### Directions for this task
Return every line of the records below verbatim, with no pictures in the copy.
* * *
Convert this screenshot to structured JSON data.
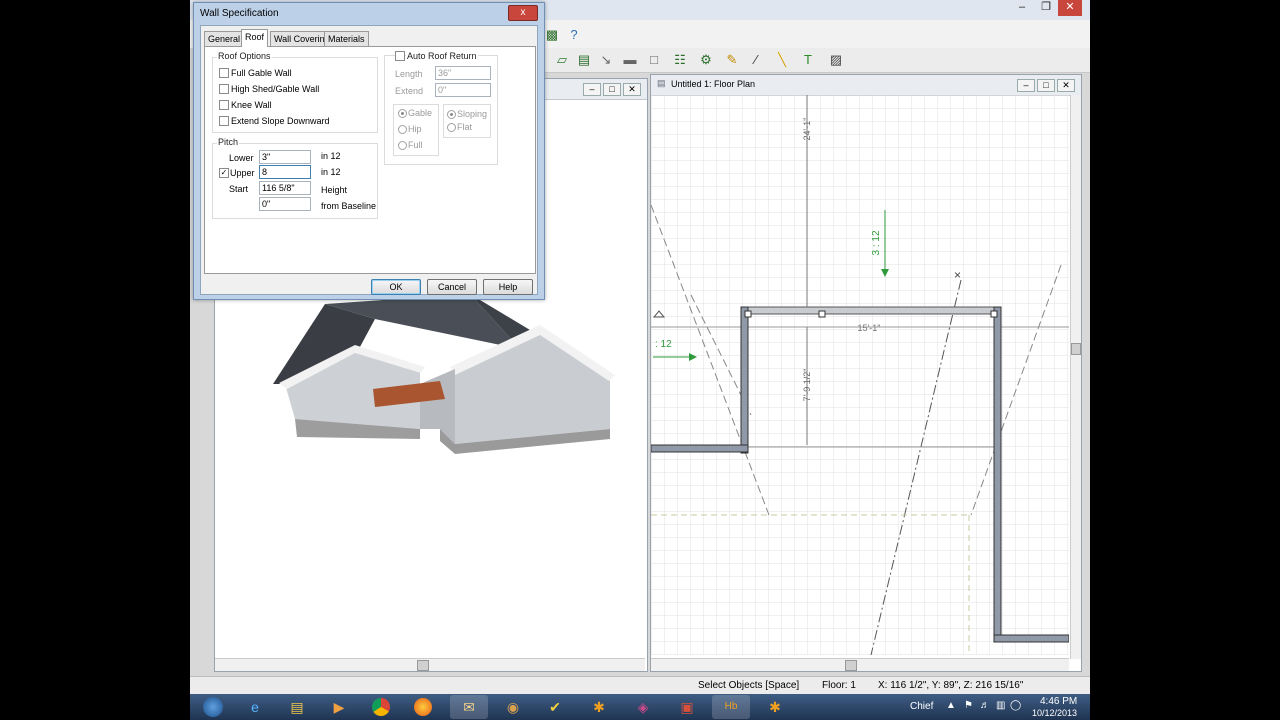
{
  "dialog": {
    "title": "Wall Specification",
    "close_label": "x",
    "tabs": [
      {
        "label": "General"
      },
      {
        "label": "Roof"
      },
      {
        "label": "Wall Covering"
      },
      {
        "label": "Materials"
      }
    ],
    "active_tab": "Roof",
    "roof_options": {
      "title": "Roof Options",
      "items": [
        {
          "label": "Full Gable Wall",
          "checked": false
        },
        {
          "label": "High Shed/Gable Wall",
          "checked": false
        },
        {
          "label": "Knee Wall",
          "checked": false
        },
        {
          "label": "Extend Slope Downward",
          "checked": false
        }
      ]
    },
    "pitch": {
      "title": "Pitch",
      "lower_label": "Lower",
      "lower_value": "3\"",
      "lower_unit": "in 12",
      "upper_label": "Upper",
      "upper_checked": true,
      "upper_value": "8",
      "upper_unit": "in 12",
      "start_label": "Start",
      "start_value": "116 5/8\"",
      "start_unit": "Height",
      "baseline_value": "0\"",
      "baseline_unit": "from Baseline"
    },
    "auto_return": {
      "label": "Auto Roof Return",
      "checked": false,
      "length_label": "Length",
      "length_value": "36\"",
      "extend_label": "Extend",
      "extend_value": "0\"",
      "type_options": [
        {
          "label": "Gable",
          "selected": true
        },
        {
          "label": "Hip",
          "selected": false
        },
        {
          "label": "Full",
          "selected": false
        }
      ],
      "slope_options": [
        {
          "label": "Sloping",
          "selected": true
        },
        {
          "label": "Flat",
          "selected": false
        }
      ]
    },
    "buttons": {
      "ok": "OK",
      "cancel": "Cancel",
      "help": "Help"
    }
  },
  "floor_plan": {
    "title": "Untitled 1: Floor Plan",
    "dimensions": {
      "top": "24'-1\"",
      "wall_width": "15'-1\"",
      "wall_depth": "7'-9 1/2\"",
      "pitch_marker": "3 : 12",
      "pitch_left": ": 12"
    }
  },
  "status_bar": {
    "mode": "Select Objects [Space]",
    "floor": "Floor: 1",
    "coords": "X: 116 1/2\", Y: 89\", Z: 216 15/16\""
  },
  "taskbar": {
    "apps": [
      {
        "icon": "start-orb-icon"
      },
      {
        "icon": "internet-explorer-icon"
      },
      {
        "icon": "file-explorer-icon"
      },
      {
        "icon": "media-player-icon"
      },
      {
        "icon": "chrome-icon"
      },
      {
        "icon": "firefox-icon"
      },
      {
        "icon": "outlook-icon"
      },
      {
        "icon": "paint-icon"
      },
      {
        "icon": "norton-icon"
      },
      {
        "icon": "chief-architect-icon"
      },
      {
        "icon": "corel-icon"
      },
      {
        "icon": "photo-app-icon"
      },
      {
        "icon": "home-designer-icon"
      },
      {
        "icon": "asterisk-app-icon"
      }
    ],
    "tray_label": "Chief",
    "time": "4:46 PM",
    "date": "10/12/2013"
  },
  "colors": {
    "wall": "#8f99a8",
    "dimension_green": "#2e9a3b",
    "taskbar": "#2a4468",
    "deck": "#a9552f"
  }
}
* * *
### Result below
Convert this screenshot to structured JSON data.
{
  "dialog": {
    "title": "Wall Specification",
    "close_label": "x",
    "tabs": [
      {
        "label": "General"
      },
      {
        "label": "Roof"
      },
      {
        "label": "Wall Covering"
      },
      {
        "label": "Materials"
      }
    ],
    "active_tab": "Roof",
    "roof_options": {
      "title": "Roof Options",
      "items": [
        {
          "label": "Full Gable Wall",
          "checked": false
        },
        {
          "label": "High Shed/Gable Wall",
          "checked": false
        },
        {
          "label": "Knee Wall",
          "checked": false
        },
        {
          "label": "Extend Slope Downward",
          "checked": false
        }
      ]
    },
    "pitch": {
      "title": "Pitch",
      "lower_label": "Lower",
      "lower_value": "3\"",
      "lower_unit": "in 12",
      "upper_label": "Upper",
      "upper_checked": true,
      "upper_value": "8",
      "upper_unit": "in 12",
      "start_label": "Start",
      "start_value": "116 5/8\"",
      "start_unit": "Height",
      "baseline_value": "0\"",
      "baseline_unit": "from Baseline"
    },
    "auto_return": {
      "label": "Auto Roof Return",
      "checked": false,
      "length_label": "Length",
      "length_value": "36\"",
      "extend_label": "Extend",
      "extend_value": "0\"",
      "type_options": [
        {
          "label": "Gable",
          "selected": true
        },
        {
          "label": "Hip",
          "selected": false
        },
        {
          "label": "Full",
          "selected": false
        }
      ],
      "slope_options": [
        {
          "label": "Sloping",
          "selected": true
        },
        {
          "label": "Flat",
          "selected": false
        }
      ]
    },
    "buttons": {
      "ok": "OK",
      "cancel": "Cancel",
      "help": "Help"
    }
  },
  "floor_plan": {
    "title": "Untitled 1: Floor Plan",
    "dimensions": {
      "top": "24'-1\"",
      "wall_width": "15'-1\"",
      "wall_depth": "7'-9 1/2\"",
      "pitch_marker": "3 : 12",
      "pitch_left": ": 12"
    }
  },
  "status_bar": {
    "mode": "Select Objects [Space]",
    "floor": "Floor: 1",
    "coords": "X: 116 1/2\", Y: 89\", Z: 216 15/16\""
  },
  "taskbar": {
    "apps": [
      {
        "icon": "start-orb-icon"
      },
      {
        "icon": "internet-explorer-icon"
      },
      {
        "icon": "file-explorer-icon"
      },
      {
        "icon": "media-player-icon"
      },
      {
        "icon": "chrome-icon"
      },
      {
        "icon": "firefox-icon"
      },
      {
        "icon": "outlook-icon"
      },
      {
        "icon": "paint-icon"
      },
      {
        "icon": "norton-icon"
      },
      {
        "icon": "chief-architect-icon"
      },
      {
        "icon": "corel-icon"
      },
      {
        "icon": "photo-app-icon"
      },
      {
        "icon": "home-designer-icon"
      },
      {
        "icon": "asterisk-app-icon"
      }
    ],
    "tray_label": "Chief",
    "time": "4:46 PM",
    "date": "10/12/2013"
  },
  "colors": {
    "wall": "#8f99a8",
    "dimension_green": "#2e9a3b",
    "taskbar": "#2a4468",
    "deck": "#a9552f"
  }
}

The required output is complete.